# PASSAGE PROVIDED:
┌──

Did QuadrigaCX Use Cotten’s Death to Bury Financial Woes?

Armstrong says in his tweet-thread that his team conducted their own research using blockchain analytics and discovered that after a bug in 2017 cost them millions of dollars, they began moving funds from the exchange’s ‘hot wallets’, which is where users’ deposits go and withdrawals come from, to the cold storage that is now inaccessible. This continued until early 2018 when, according to Armstrong, the rip cord would likely have been pulled on any exit scam as the crypto market was showing signs that it had topped out. Instead, Armstrong suggests, Quadriga experienced liquidity issues and a growing number of user complaints, as well as having bank accounts frozen. The 2018 bear market left them in a terminal financial position, he says, and they used Gerald Cotten’s death as a way to absolve themselves of their problems. Armstrong finished his thread by stating that “While this story isn’t perfect, it does seem plausible.”

EY Takes Hold of QuadrigaCX’s Funds

Court-appointed monitor EY announced in their second report Thursday that it has taken possession of QuadrigaCX’s remaining funds, consisting of 51 BTC, 951 ETH, 33 BTC, 2,000 BTG and 822 LTC, which EY will keep in cold storage pending further instructions from the court. The report also mentions the unintentional transfer of 103 BTC into one of the inaccessible cold wallets that happened last week, stating that this was an automated transfer prompted by a “platform setting error” and was not the work of an individual, which should, but probably won’t, silence conspiracy theorists who claimed this was part of an elaborate exit scam.

└──

# SET PROBLEM A:
In the QuadrigaCX article, why does Armstrong think an exit scam would likely have been triggered in early 2018? Answer in one to three sentences.
# SET PROBLEM B:
Reproduce word for word the stretch of the QuadrigaCX article from "EY Takes Hold" through "elaborate exit scam.".

Dataset entries:
┌──

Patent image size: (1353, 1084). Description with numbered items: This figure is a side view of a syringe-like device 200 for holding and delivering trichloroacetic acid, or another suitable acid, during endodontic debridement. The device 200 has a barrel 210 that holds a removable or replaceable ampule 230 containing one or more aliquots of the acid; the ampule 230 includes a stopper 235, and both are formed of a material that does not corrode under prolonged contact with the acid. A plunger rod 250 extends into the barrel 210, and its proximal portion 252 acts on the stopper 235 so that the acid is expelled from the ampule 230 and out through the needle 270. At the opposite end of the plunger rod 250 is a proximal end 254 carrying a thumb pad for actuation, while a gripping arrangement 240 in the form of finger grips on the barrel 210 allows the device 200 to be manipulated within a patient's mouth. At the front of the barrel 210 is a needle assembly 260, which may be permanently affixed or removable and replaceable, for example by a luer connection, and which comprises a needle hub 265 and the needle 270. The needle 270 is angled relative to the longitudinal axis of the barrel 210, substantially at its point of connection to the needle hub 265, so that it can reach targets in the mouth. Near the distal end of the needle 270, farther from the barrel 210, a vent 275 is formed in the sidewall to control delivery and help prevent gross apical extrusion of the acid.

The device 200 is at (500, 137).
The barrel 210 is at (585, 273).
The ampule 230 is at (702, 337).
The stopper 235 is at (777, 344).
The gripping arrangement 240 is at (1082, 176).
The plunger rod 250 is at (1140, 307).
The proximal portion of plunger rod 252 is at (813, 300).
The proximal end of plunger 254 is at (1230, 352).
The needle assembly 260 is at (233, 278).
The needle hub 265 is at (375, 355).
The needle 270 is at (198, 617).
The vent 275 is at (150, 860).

└──

# COMPLETE ANSWER A:
Armstrong thinks an exit scam would likely have been triggered then because the crypto market was showing signs that it had topped out.

# COMPLETE ANSWER B:
EY Takes Hold of QuadrigaCX’s Funds

Court-appointed monitor EY announced in their second report Thursday that it has taken possession of QuadrigaCX’s remaining funds, consisting of 51 BTC, 951 ETH, 33 BTC, 2,000 BTG and 822 LTC, which EY will keep in cold storage pending further instructions from the court. The report also mentions the unintentional transfer of 103 BTC into one of the inaccessible cold wallets that happened last week, stating that this was an automated transfer prompted by a “platform setting error” and was not the work of an individual, which should, but probably won’t, silence conspiracy theorists who claimed this was part of an elaborate exit scam.